#### [Exercise task]
Render the following material again verbatim, leaving nothing out.

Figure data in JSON

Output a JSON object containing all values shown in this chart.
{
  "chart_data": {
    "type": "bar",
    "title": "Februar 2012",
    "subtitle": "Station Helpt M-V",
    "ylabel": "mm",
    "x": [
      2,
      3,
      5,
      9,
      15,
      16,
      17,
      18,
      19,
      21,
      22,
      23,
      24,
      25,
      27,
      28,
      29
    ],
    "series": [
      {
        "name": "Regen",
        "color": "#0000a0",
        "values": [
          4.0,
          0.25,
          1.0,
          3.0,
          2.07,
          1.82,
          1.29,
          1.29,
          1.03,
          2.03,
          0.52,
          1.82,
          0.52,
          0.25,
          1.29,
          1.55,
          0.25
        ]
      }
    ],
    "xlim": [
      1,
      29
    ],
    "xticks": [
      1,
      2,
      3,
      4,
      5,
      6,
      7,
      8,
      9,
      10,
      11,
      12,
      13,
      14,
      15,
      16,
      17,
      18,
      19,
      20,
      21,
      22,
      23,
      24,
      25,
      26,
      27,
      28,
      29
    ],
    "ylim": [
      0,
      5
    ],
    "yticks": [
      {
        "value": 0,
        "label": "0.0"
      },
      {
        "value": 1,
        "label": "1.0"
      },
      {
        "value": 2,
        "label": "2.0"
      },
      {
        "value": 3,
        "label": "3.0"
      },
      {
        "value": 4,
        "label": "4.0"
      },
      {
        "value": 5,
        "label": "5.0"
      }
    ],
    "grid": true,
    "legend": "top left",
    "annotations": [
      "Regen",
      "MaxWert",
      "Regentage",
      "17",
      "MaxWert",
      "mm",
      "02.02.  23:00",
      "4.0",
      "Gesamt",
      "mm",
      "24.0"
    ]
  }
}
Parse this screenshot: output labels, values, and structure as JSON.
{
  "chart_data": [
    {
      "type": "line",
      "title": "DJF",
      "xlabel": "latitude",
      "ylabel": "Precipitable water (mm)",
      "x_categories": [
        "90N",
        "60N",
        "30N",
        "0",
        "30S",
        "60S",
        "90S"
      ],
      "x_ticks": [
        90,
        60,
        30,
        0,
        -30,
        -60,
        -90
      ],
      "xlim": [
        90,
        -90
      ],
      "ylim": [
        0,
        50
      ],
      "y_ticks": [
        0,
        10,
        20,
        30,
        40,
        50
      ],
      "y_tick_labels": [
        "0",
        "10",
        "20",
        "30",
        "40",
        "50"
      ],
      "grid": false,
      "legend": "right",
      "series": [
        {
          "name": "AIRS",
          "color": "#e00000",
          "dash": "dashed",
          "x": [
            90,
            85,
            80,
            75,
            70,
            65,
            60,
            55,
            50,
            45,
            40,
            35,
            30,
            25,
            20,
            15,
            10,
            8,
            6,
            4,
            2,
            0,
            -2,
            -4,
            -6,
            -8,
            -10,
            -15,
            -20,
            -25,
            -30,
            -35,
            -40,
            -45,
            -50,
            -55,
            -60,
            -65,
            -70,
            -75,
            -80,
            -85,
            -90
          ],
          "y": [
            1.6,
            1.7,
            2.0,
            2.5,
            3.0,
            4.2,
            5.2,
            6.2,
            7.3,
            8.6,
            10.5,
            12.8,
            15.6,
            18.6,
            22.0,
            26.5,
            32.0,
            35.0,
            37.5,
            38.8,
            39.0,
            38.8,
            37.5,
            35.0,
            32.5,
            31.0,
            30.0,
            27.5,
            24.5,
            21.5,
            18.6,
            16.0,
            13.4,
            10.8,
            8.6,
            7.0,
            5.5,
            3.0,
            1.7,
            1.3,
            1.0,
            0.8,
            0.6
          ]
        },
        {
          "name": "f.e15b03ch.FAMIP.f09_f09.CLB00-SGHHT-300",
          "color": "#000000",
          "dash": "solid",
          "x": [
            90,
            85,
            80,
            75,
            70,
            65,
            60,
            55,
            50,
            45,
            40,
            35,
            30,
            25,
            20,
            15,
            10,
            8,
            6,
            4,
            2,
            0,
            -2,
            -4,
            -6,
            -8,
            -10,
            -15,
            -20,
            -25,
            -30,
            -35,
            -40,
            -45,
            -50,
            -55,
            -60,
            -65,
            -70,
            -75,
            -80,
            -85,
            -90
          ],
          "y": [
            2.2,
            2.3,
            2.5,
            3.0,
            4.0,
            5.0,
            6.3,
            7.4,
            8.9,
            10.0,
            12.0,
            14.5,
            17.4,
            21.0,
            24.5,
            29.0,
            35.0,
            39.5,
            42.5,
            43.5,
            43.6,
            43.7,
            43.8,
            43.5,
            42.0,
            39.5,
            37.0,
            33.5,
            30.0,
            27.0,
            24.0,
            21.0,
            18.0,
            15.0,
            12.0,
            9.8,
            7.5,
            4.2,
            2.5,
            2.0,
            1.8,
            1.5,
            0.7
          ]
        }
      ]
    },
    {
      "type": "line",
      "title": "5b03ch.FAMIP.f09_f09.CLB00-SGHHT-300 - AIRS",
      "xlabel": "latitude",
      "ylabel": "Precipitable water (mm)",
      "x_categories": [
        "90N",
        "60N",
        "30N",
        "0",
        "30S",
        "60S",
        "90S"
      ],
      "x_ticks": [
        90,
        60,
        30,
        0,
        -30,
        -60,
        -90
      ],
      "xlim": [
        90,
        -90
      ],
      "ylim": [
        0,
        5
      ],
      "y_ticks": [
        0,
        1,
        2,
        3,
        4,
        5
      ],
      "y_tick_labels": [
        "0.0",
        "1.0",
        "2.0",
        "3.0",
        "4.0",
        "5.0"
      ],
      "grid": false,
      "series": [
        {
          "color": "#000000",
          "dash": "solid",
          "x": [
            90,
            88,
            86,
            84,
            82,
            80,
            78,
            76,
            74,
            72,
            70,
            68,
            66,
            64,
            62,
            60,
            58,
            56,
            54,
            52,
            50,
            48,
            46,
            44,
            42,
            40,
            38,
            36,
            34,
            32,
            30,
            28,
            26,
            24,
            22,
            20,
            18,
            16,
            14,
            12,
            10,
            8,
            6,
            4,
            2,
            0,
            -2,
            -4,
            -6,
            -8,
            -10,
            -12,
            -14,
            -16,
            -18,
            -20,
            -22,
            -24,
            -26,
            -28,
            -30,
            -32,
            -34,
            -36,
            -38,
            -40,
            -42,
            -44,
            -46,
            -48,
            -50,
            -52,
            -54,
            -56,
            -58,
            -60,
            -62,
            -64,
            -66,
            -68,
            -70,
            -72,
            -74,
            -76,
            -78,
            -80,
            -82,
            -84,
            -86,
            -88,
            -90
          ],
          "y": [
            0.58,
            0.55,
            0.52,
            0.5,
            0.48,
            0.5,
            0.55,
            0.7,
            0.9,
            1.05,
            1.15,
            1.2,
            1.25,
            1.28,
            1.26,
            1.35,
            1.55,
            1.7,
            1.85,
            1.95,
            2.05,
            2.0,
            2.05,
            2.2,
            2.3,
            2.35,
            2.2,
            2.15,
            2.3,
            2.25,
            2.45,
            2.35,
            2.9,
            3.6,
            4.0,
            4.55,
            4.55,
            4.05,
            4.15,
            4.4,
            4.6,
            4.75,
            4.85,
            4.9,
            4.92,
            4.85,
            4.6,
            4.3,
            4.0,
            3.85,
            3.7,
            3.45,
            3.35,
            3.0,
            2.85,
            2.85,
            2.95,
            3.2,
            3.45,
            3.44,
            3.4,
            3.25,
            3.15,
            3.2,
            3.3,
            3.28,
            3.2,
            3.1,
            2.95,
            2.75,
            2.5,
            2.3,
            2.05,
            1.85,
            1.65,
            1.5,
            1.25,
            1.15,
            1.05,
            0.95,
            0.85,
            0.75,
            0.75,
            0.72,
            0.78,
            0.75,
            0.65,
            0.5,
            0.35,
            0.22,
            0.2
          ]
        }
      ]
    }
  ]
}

#### [Answer to the problem]
Output a JSON object containing all values shown in this chart.
{
  "chart_data": {
    "type": "bar",
    "title": "Februar 2012",
    "subtitle": "Station Helpt M-V",
    "ylabel": "mm",
    "x": [
      2,
      3,
      5,
      9,
      15,
      16,
      17,
      18,
      19,
      21,
      22,
      23,
      24,
      25,
      27,
      28,
      29
    ],
    "series": [
      {
        "name": "Regen",
        "color": "#0000a0",
        "values": [
          4.0,
          0.25,
          1.0,
          3.0,
          2.07,
          1.82,
          1.29,
          1.29,
          1.03,
          2.03,
          0.52,
          1.82,
          0.52,
          0.25,
          1.29,
          1.55,
          0.25
        ]
      }
    ],
    "xlim": [
      1,
      29
    ],
    "xticks": [
      1,
      2,
      3,
      4,
      5,
      6,
      7,
      8,
      9,
      10,
      11,
      12,
      13,
      14,
      15,
      16,
      17,
      18,
      19,
      20,
      21,
      22,
      23,
      24,
      25,
      26,
      27,
      28,
      29
    ],
    "ylim": [
      0,
      5
    ],
    "yticks": [
      {
        "value": 0,
        "label": "0.0"
      },
      {
        "value": 1,
        "label": "1.0"
      },
      {
        "value": 2,
        "label": "2.0"
      },
      {
        "value": 3,
        "label": "3.0"
      },
      {
        "value": 4,
        "label": "4.0"
      },
      {
        "value": 5,
        "label": "5.0"
      }
    ],
    "grid": true,
    "legend": "top left",
    "annotations": [
      "Regen",
      "MaxWert",
      "Regentage",
      "17",
      "MaxWert",
      "mm",
      "02.02.  23:00",
      "4.0",
      "Gesamt",
      "mm",
      "24.0"
    ]
  }
}
Parse this screenshot: output labels, values, and structure as JSON.
{
  "chart_data": [
    {
      "type": "line",
      "title": "DJF",
      "xlabel": "latitude",
      "ylabel": "Precipitable water (mm)",
      "x_categories": [
        "90N",
        "60N",
        "30N",
        "0",
        "30S",
        "60S",
        "90S"
      ],
      "x_ticks": [
        90,
        60,
        30,
        0,
        -30,
        -60,
        -90
      ],
      "xlim": [
        90,
        -90
      ],
      "ylim": [
        0,
        50
      ],
      "y_ticks": [
        0,
        10,
        20,
        30,
        40,
        50
      ],
      "y_tick_labels": [
        "0",
        "10",
        "20",
        "30",
        "40",
        "50"
      ],
      "grid": false,
      "legend": "right",
      "series": [
        {
          "name": "AIRS",
          "color": "#e00000",
          "dash": "dashed",
          "x": [
            90,
            85,
            80,
            75,
            70,
            65,
            60,
            55,
            50,
            45,
            40,
            35,
            30,
            25,
            20,
            15,
            10,
            8,
            6,
            4,
            2,
            0,
            -2,
            -4,
            -6,
            -8,
            -10,
            -15,
            -20,
            -25,
            -30,
            -35,
            -40,
            -45,
            -50,
            -55,
            -60,
            -65,
            -70,
            -75,
            -80,
            -85,
            -90
          ],
          "y": [
            1.6,
            1.7,
            2.0,
            2.5,
            3.0,
            4.2,
            5.2,
            6.2,
            7.3,
            8.6,
            10.5,
            12.8,
            15.6,
            18.6,
            22.0,
            26.5,
            32.0,
            35.0,
            37.5,
            38.8,
            39.0,
            38.8,
            37.5,
            35.0,
            32.5,
            31.0,
            30.0,
            27.5,
            24.5,
            21.5,
            18.6,
            16.0,
            13.4,
            10.8,
            8.6,
            7.0,
            5.5,
            3.0,
            1.7,
            1.3,
            1.0,
            0.8,
            0.6
          ]
        },
        {
          "name": "f.e15b03ch.FAMIP.f09_f09.CLB00-SGHHT-300",
          "color": "#000000",
          "dash": "solid",
          "x": [
            90,
            85,
            80,
            75,
            70,
            65,
            60,
            55,
            50,
            45,
            40,
            35,
            30,
            25,
            20,
            15,
            10,
            8,
            6,
            4,
            2,
            0,
            -2,
            -4,
            -6,
            -8,
            -10,
            -15,
            -20,
            -25,
            -30,
            -35,
            -40,
            -45,
            -50,
            -55,
            -60,
            -65,
            -70,
            -75,
            -80,
            -85,
            -90
          ],
          "y": [
            2.2,
            2.3,
            2.5,
            3.0,
            4.0,
            5.0,
            6.3,
            7.4,
            8.9,
            10.0,
            12.0,
            14.5,
            17.4,
            21.0,
            24.5,
            29.0,
            35.0,
            39.5,
            42.5,
            43.5,
            43.6,
            43.7,
            43.8,
            43.5,
            42.0,
            39.5,
            37.0,
            33.5,
            30.0,
            27.0,
            24.0,
            21.0,
            18.0,
            15.0,
            12.0,
            9.8,
            7.5,
            4.2,
            2.5,
            2.0,
            1.8,
            1.5,
            0.7
          ]
        }
      ]
    },
    {
      "type": "line",
      "title": "5b03ch.FAMIP.f09_f09.CLB00-SGHHT-300 - AIRS",
      "xlabel": "latitude",
      "ylabel": "Precipitable water (mm)",
      "x_categories": [
        "90N",
        "60N",
        "30N",
        "0",
        "30S",
        "60S",
        "90S"
      ],
      "x_ticks": [
        90,
        60,
        30,
        0,
        -30,
        -60,
        -90
      ],
      "xlim": [
        90,
        -90
      ],
      "ylim": [
        0,
        5
      ],
      "y_ticks": [
        0,
        1,
        2,
        3,
        4,
        5
      ],
      "y_tick_labels": [
        "0.0",
        "1.0",
        "2.0",
        "3.0",
        "4.0",
        "5.0"
      ],
      "grid": false,
      "series": [
        {
          "color": "#000000",
          "dash": "solid",
          "x": [
            90,
            88,
            86,
            84,
            82,
            80,
            78,
            76,
            74,
            72,
            70,
            68,
            66,
            64,
            62,
            60,
            58,
            56,
            54,
            52,
            50,
            48,
            46,
            44,
            42,
            40,
            38,
            36,
            34,
            32,
            30,
            28,
            26,
            24,
            22,
            20,
            18,
            16,
            14,
            12,
            10,
            8,
            6,
            4,
            2,
            0,
            -2,
            -4,
            -6,
            -8,
            -10,
            -12,
            -14,
            -16,
            -18,
            -20,
            -22,
            -24,
            -26,
            -28,
            -30,
            -32,
            -34,
            -36,
            -38,
            -40,
            -42,
            -44,
            -46,
            -48,
            -50,
            -52,
            -54,
            -56,
            -58,
            -60,
            -62,
            -64,
            -66,
            -68,
            -70,
            -72,
            -74,
            -76,
            -78,
            -80,
            -82,
            -84,
            -86,
            -88,
            -90
          ],
          "y": [
            0.58,
            0.55,
            0.52,
            0.5,
            0.48,
            0.5,
            0.55,
            0.7,
            0.9,
            1.05,
            1.15,
            1.2,
            1.25,
            1.28,
            1.26,
            1.35,
            1.55,
            1.7,
            1.85,
            1.95,
            2.05,
            2.0,
            2.05,
            2.2,
            2.3,
            2.35,
            2.2,
            2.15,
            2.3,
            2.25,
            2.45,
            2.35,
            2.9,
            3.6,
            4.0,
            4.55,
            4.55,
            4.05,
            4.15,
            4.4,
            4.6,
            4.75,
            4.85,
            4.9,
            4.92,
            4.85,
            4.6,
            4.3,
            4.0,
            3.85,
            3.7,
            3.45,
            3.35,
            3.0,
            2.85,
            2.85,
            2.95,
            3.2,
            3.45,
            3.44,
            3.4,
            3.25,
            3.15,
            3.2,
            3.3,
            3.28,
            3.2,
            3.1,
            2.95,
            2.75,
            2.5,
            2.3,
            2.05,
            1.85,
            1.65,
            1.5,
            1.25,
            1.15,
            1.05,
            0.95,
            0.85,
            0.75,
            0.75,
            0.72,
            0.78,
            0.75,
            0.65,
            0.5,
            0.35,
            0.22,
            0.2
          ]
        }
      ]
    }
  ]
}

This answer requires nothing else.